- _Exercise directions_
Will you write out the data exactly, excluding every picture?
━━━━
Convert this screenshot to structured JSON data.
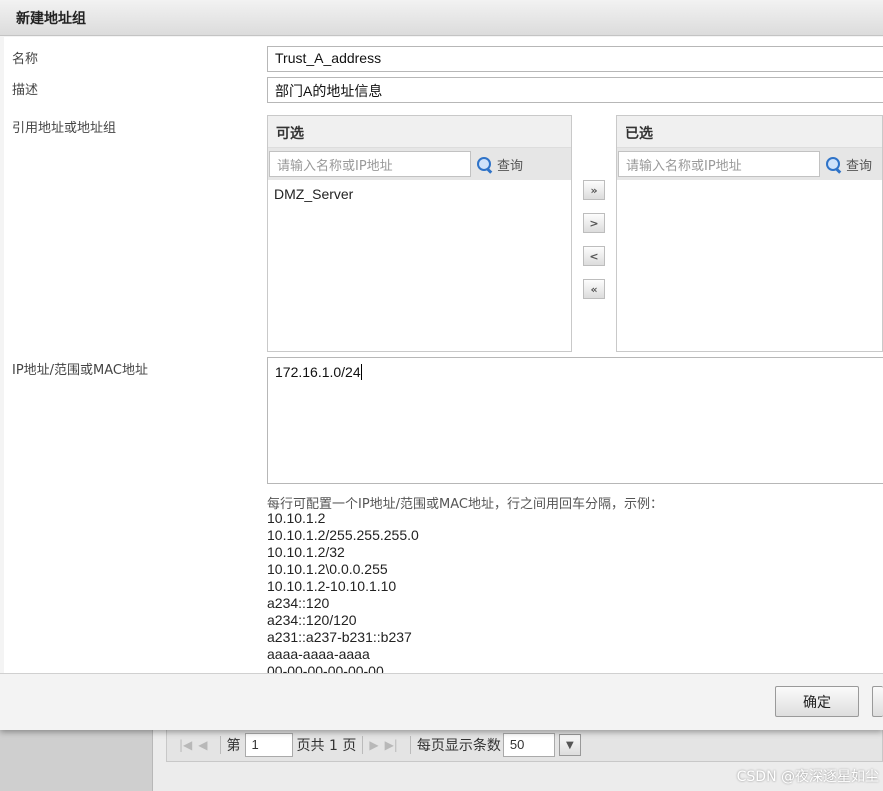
{
  "dialog": {
    "title": "新建地址组"
  },
  "form": {
    "name_label": "名称",
    "name_value": "Trust_A_address",
    "desc_label": "描述",
    "desc_value": "部门A的地址信息",
    "ref_label": "引用地址或地址组",
    "ip_label": "IP地址/范围或MAC地址",
    "ip_value": "172.16.1.0/24"
  },
  "available": {
    "header": "可选",
    "search_placeholder": "请输入名称或IP地址",
    "search_button": "查询",
    "items": [
      "DMZ_Server"
    ]
  },
  "selected": {
    "header": "已选",
    "search_placeholder": "请输入名称或IP地址",
    "search_button": "查询",
    "items": []
  },
  "transfer": {
    "add_all": "»",
    "add": ">",
    "remove": "<",
    "remove_all": "«"
  },
  "hint": {
    "text": "每行可配置一个IP地址/范围或MAC地址，行之间用回车分隔，示例：",
    "examples": [
      "10.10.1.2",
      "10.10.1.2/255.255.255.0",
      "10.10.1.2/32",
      "10.10.1.2\\0.0.0.255",
      "10.10.1.2-10.10.1.10",
      "a234::120",
      "a234::120/120",
      "a231::a237-b231::b237",
      "aaaa-aaaa-aaaa",
      "00-00-00-00-00-00"
    ]
  },
  "footer": {
    "ok": "确定"
  },
  "pager": {
    "page_prefix": "第",
    "page_value": "1",
    "page_suffix": "页共 1 页",
    "per_page_label": "每页显示条数",
    "per_page_value": "50"
  },
  "watermark": "CSDN @夜深逐星如尘"
}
━━━━
- _Result_
Convert this screenshot to structured JSON data.
{
  "dialog": {
    "title": "新建地址组"
  },
  "form": {
    "name_label": "名称",
    "name_value": "Trust_A_address",
    "desc_label": "描述",
    "desc_value": "部门A的地址信息",
    "ref_label": "引用地址或地址组",
    "ip_label": "IP地址/范围或MAC地址",
    "ip_value": "172.16.1.0/24"
  },
  "available": {
    "header": "可选",
    "search_placeholder": "请输入名称或IP地址",
    "search_button": "查询",
    "items": [
      "DMZ_Server"
    ]
  },
  "selected": {
    "header": "已选",
    "search_placeholder": "请输入名称或IP地址",
    "search_button": "查询",
    "items": []
  },
  "transfer": {
    "add_all": "»",
    "add": ">",
    "remove": "<",
    "remove_all": "«"
  },
  "hint": {
    "text": "每行可配置一个IP地址/范围或MAC地址，行之间用回车分隔，示例：",
    "examples": [
      "10.10.1.2",
      "10.10.1.2/255.255.255.0",
      "10.10.1.2/32",
      "10.10.1.2\\0.0.0.255",
      "10.10.1.2-10.10.1.10",
      "a234::120",
      "a234::120/120",
      "a231::a237-b231::b237",
      "aaaa-aaaa-aaaa",
      "00-00-00-00-00-00"
    ]
  },
  "footer": {
    "ok": "确定"
  },
  "pager": {
    "page_prefix": "第",
    "page_value": "1",
    "page_suffix": "页共 1 页",
    "per_page_label": "每页显示条数",
    "per_page_value": "50"
  },
  "watermark": "CSDN @夜深逐星如尘"
}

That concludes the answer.